Listed entries ::

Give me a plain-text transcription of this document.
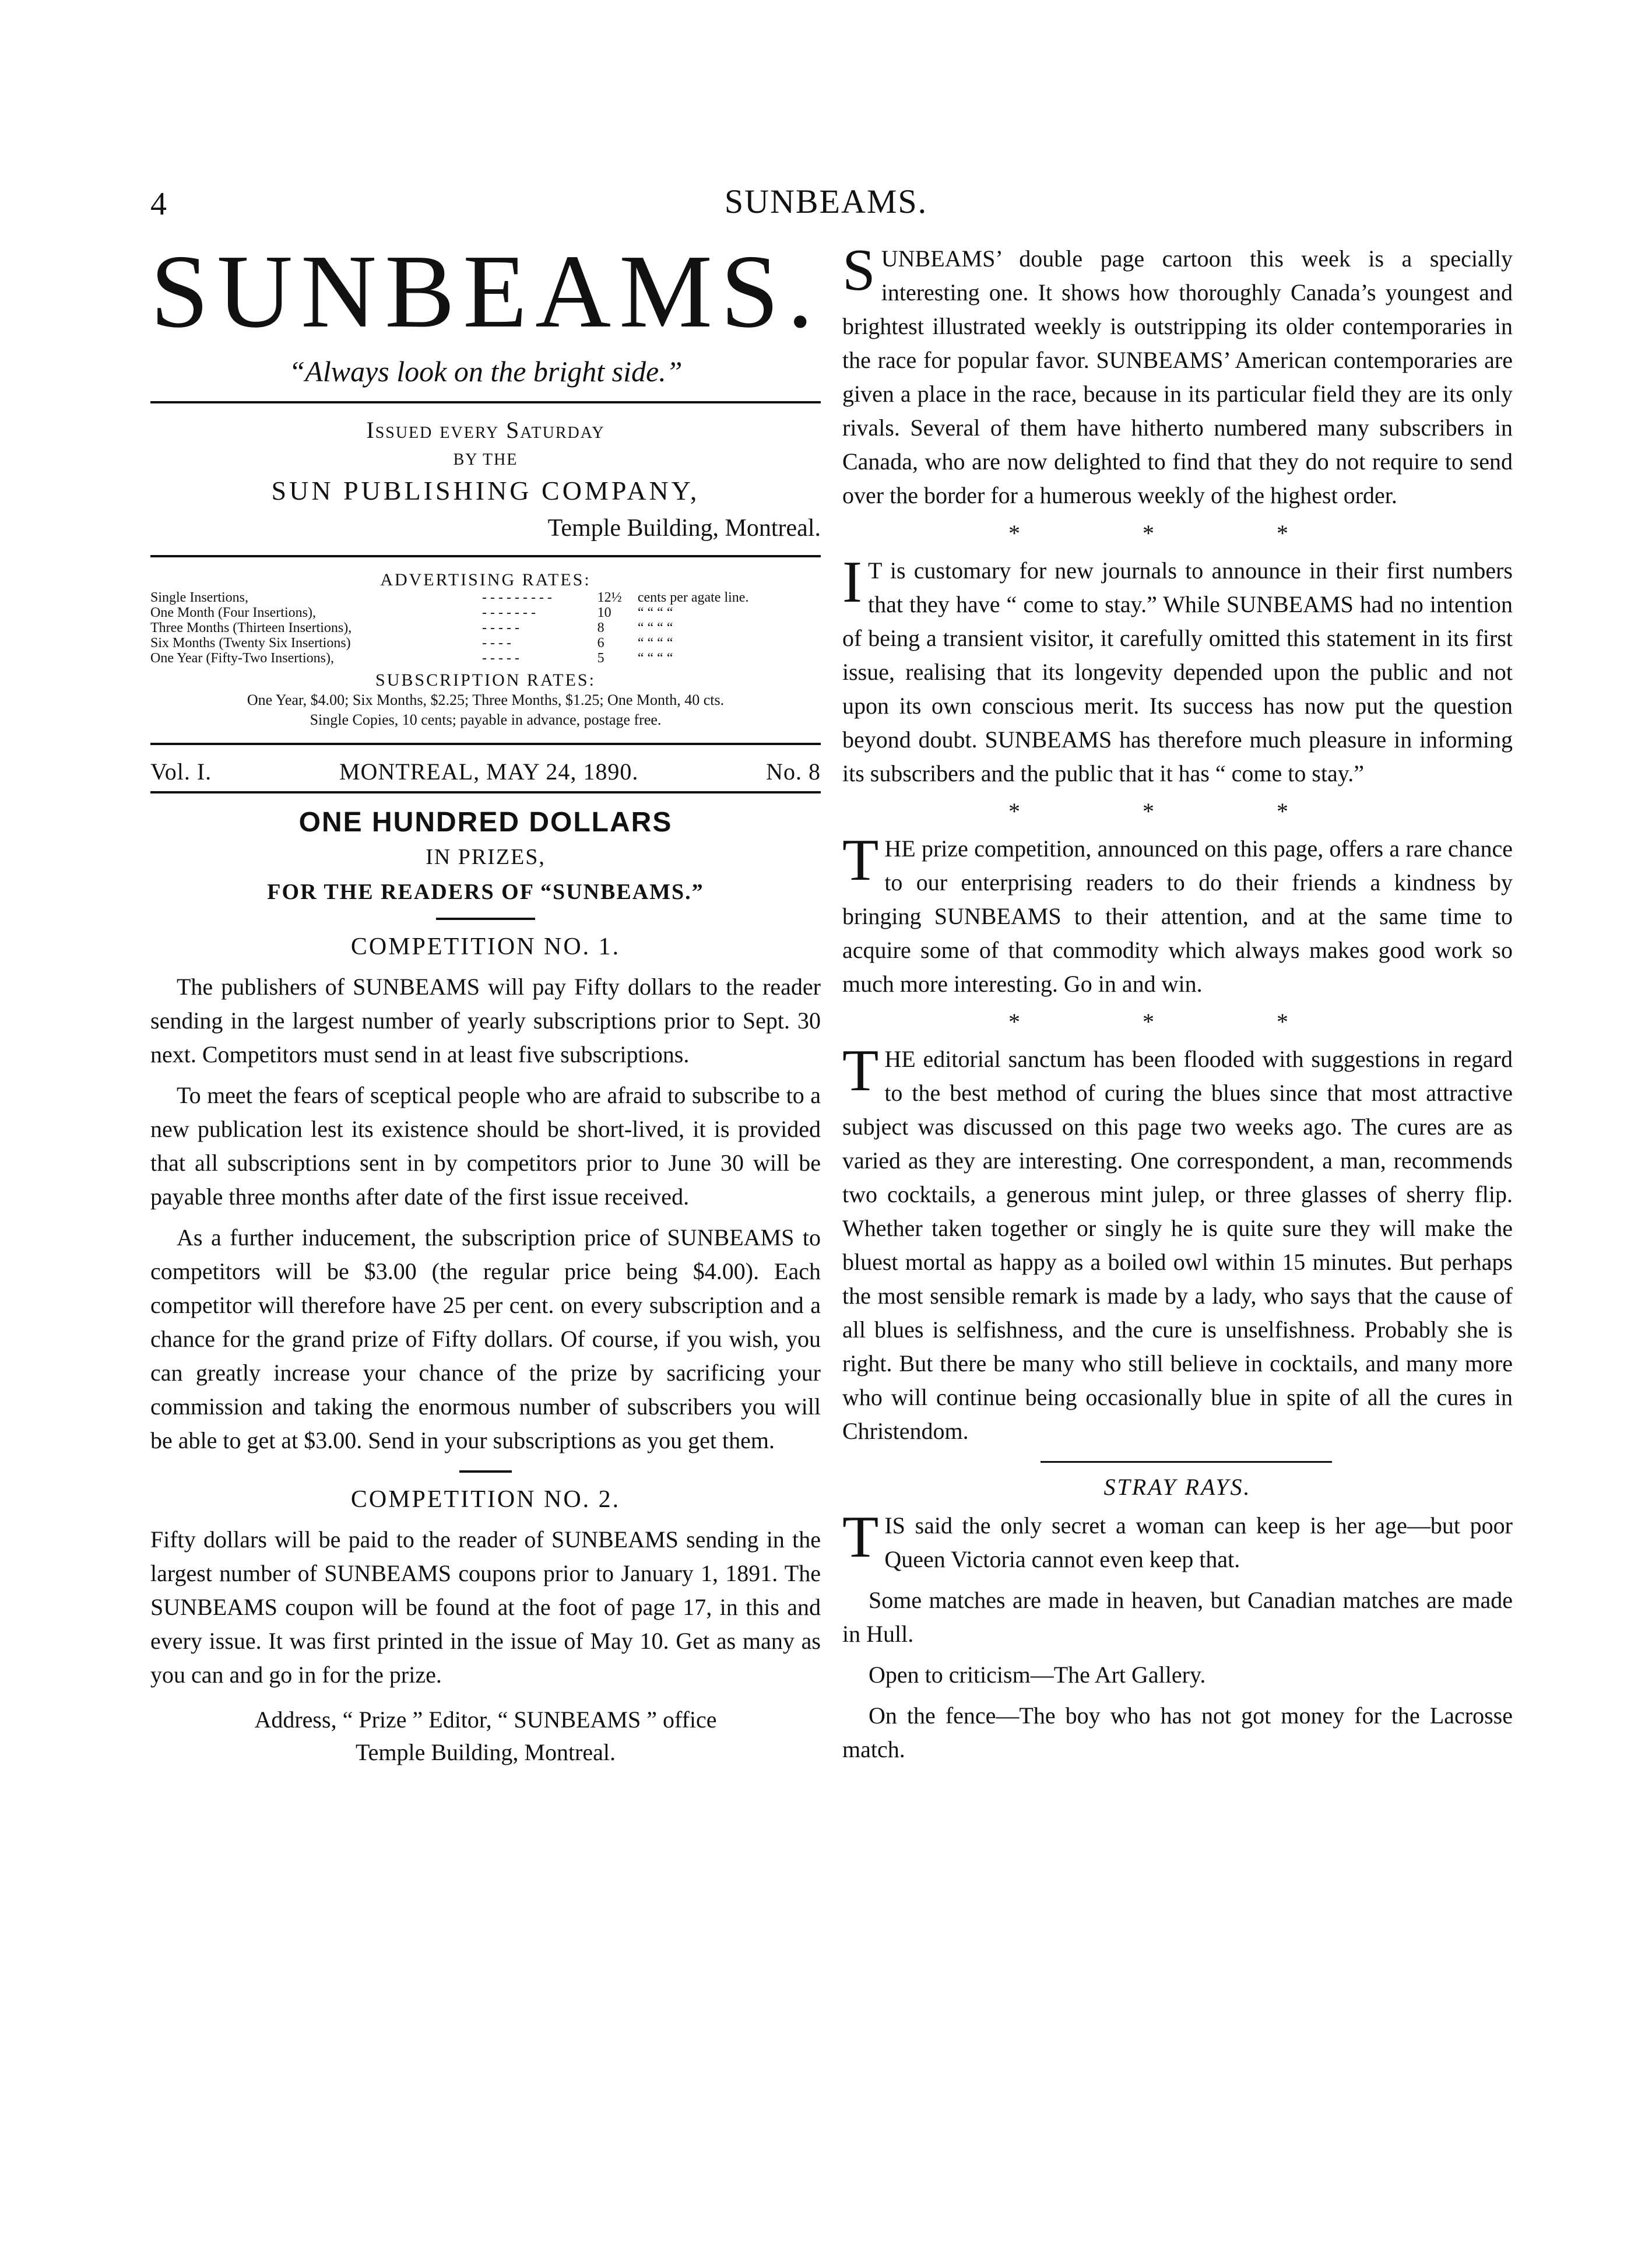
4	SUNBEAMS.
SUNBEAMS.
“Always look on the bright side.”
Issued every Saturday
BY THE
SUN PUBLISHING COMPANY,
Temple Building, Montreal.
ADVERTISING RATES:
Single Insertions,	- - - - - - - - -	12½	cents per agate line.
One Month (Four Insertions),	- - - - - - -	10	“ “ “ “
Three Months (Thirteen Insertions),	- - - - -	8	“ “ “ “
Six Months (Twenty Six Insertions)	- - - -	6	“ “ “ “
One Year (Fifty-Two Insertions),	- - - - -	5	“ “ “ “
SUBSCRIPTION RATES:
One Year, $4.00; Six Months, $2.25; Three Months, $1.25; One Month, 40 cts.
Single Copies, 10 cents; payable in advance, postage free.
Vol. I.	MONTREAL, MAY 24, 1890.	No. 8
ONE HUNDRED DOLLARS
IN PRIZES,
FOR THE READERS OF “SUNBEAMS.”
COMPETITION NO. 1.

The publishers of SUNBEAMS will pay Fifty dollars to the reader sending in the largest number of yearly subscriptions prior to Sept. 30 next. Competitors must send in at least five subscriptions.

To meet the fears of sceptical people who are afraid to subscribe to a new publication lest its existence should be short-lived, it is provided that all subscriptions sent in by competitors prior to June 30 will be payable three months after date of the first issue received.

As a further inducement, the subscription price of SUNBEAMS to competitors will be $3.00 (the regular price being $4.00). Each competitor will therefore have 25 per cent. on every subscription and a chance for the grand prize of Fifty dollars. Of course, if you wish, you can greatly increase your chance of the prize by sacrificing your commission and taking the enormous number of subscribers you will be able to get at $3.00. Send in your subscriptions as you get them.

COMPETITION NO. 2.

Fifty dollars will be paid to the reader of SUNBEAMS sending in the largest number of SUNBEAMS coupons prior to January 1, 1891. The SUNBEAMS coupon will be found at the foot of page 17, in this and every issue. It was first printed in the issue of May 10. Get as many as you can and go in for the prize.

Address, “ Prize ” Editor, “ SUNBEAMS ” office
Temple Building, Montreal.

SUNBEAMS’ double page cartoon this week is a specially interesting one. It shows how thoroughly Canada’s youngest and brightest illustrated weekly is outstripping its older contemporaries in the race for popular favor. SUNBEAMS’ American contemporaries are given a place in the race, because in its particular field they are its only rivals. Several of them have hitherto numbered many subscribers in Canada, who are now delighted to find that they do not require to send over the border for a humerous weekly of the highest order.

* * *

I T is customary for new journals to announce in their first numbers that they have “ come to stay.” While SUNBEAMS had no intention of being a transient visitor, it carefully omitted this statement in its first issue, realising that its longevity depended upon the public and not upon its own conscious merit. Its success has now put the question beyond doubt. SUNBEAMS has therefore much pleasure in informing its subscribers and the public that it has “ come to stay.”

* * *

THE prize competition, announced on this page, offers a rare chance to our enterprising readers to do their friends a kindness by bringing SUNBEAMS to their attention, and at the same time to acquire some of that commodity which always makes good work so much more interesting. Go in and win.

* * *

THE editorial sanctum has been flooded with suggestions in regard to the best method of curing the blues since that most attractive subject was discussed on this page two weeks ago. The cures are as varied as they are interesting. One correspondent, a man, recommends two cocktails, a generous mint julep, or three glasses of sherry flip. Whether taken together or singly he is quite sure they will make the bluest mortal as happy as a boiled owl within 15 minutes. But perhaps the most sensible remark is made by a lady, who says that the cause of all blues is selfishness, and the cure is unselfishness. Probably she is right. But there be many who still believe in cocktails, and many more who will continue being occasionally blue in spite of all the cures in Christendom.

STRAY RAYS.

TIS said the only secret a woman can keep is her age—but poor Queen Victoria cannot even keep that.

Some matches are made in heaven, but Canadian matches are made in Hull.

Open to criticism—The Art Gallery.

On the fence—The boy who has not got money for the Lacrosse match.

Task to complete :: In your copy, leave out the pictures and reproduce the material above exactly.

Full answer ::
Give me a plain-text transcription of this document.
4	SUNBEAMS.
SUNBEAMS.
“Always look on the bright side.”
Issued every Saturday
BY THE
SUN PUBLISHING COMPANY,
Temple Building, Montreal.
ADVERTISING RATES:
Single Insertions,	- - - - - - - - -	12½	cents per agate line.
One Month (Four Insertions),	- - - - - - -	10	“ “ “ “
Three Months (Thirteen Insertions),	- - - - -	8	“ “ “ “
Six Months (Twenty Six Insertions)	- - - -	6	“ “ “ “
One Year (Fifty-Two Insertions),	- - - - -	5	“ “ “ “
SUBSCRIPTION RATES:
One Year, $4.00; Six Months, $2.25; Three Months, $1.25; One Month, 40 cts.
Single Copies, 10 cents; payable in advance, postage free.
Vol. I.	MONTREAL, MAY 24, 1890.	No. 8
ONE HUNDRED DOLLARS
IN PRIZES,
FOR THE READERS OF “SUNBEAMS.”
COMPETITION NO. 1.

The publishers of SUNBEAMS will pay Fifty dollars to the reader sending in the largest number of yearly subscriptions prior to Sept. 30 next. Competitors must send in at least five subscriptions.

To meet the fears of sceptical people who are afraid to subscribe to a new publication lest its existence should be short-lived, it is provided that all subscriptions sent in by competitors prior to June 30 will be payable three months after date of the first issue received.

As a further inducement, the subscription price of SUNBEAMS to competitors will be $3.00 (the regular price being $4.00). Each competitor will therefore have 25 per cent. on every subscription and a chance for the grand prize of Fifty dollars. Of course, if you wish, you can greatly increase your chance of the prize by sacrificing your commission and taking the enormous number of subscribers you will be able to get at $3.00. Send in your subscriptions as you get them.

COMPETITION NO. 2.

Fifty dollars will be paid to the reader of SUNBEAMS sending in the largest number of SUNBEAMS coupons prior to January 1, 1891. The SUNBEAMS coupon will be found at the foot of page 17, in this and every issue. It was first printed in the issue of May 10. Get as many as you can and go in for the prize.

Address, “ Prize ” Editor, “ SUNBEAMS ” office
Temple Building, Montreal.

SUNBEAMS’ double page cartoon this week is a specially interesting one. It shows how thoroughly Canada’s youngest and brightest illustrated weekly is outstripping its older contemporaries in the race for popular favor. SUNBEAMS’ American contemporaries are given a place in the race, because in its particular field they are its only rivals. Several of them have hitherto numbered many subscribers in Canada, who are now delighted to find that they do not require to send over the border for a humerous weekly of the highest order.

* * *

I T is customary for new journals to announce in their first numbers that they have “ come to stay.” While SUNBEAMS had no intention of being a transient visitor, it carefully omitted this statement in its first issue, realising that its longevity depended upon the public and not upon its own conscious merit. Its success has now put the question beyond doubt. SUNBEAMS has therefore much pleasure in informing its subscribers and the public that it has “ come to stay.”

* * *

THE prize competition, announced on this page, offers a rare chance to our enterprising readers to do their friends a kindness by bringing SUNBEAMS to their attention, and at the same time to acquire some of that commodity which always makes good work so much more interesting. Go in and win.

* * *

THE editorial sanctum has been flooded with suggestions in regard to the best method of curing the blues since that most attractive subject was discussed on this page two weeks ago. The cures are as varied as they are interesting. One correspondent, a man, recommends two cocktails, a generous mint julep, or three glasses of sherry flip. Whether taken together or singly he is quite sure they will make the bluest mortal as happy as a boiled owl within 15 minutes. But perhaps the most sensible remark is made by a lady, who says that the cause of all blues is selfishness, and the cure is unselfishness. Probably she is right. But there be many who still believe in cocktails, and many more who will continue being occasionally blue in spite of all the cures in Christendom.

STRAY RAYS.

TIS said the only secret a woman can keep is her age—but poor Queen Victoria cannot even keep that.

Some matches are made in heaven, but Canadian matches are made in Hull.

Open to criticism—The Art Gallery.

On the fence—The boy who has not got money for the Lacrosse match.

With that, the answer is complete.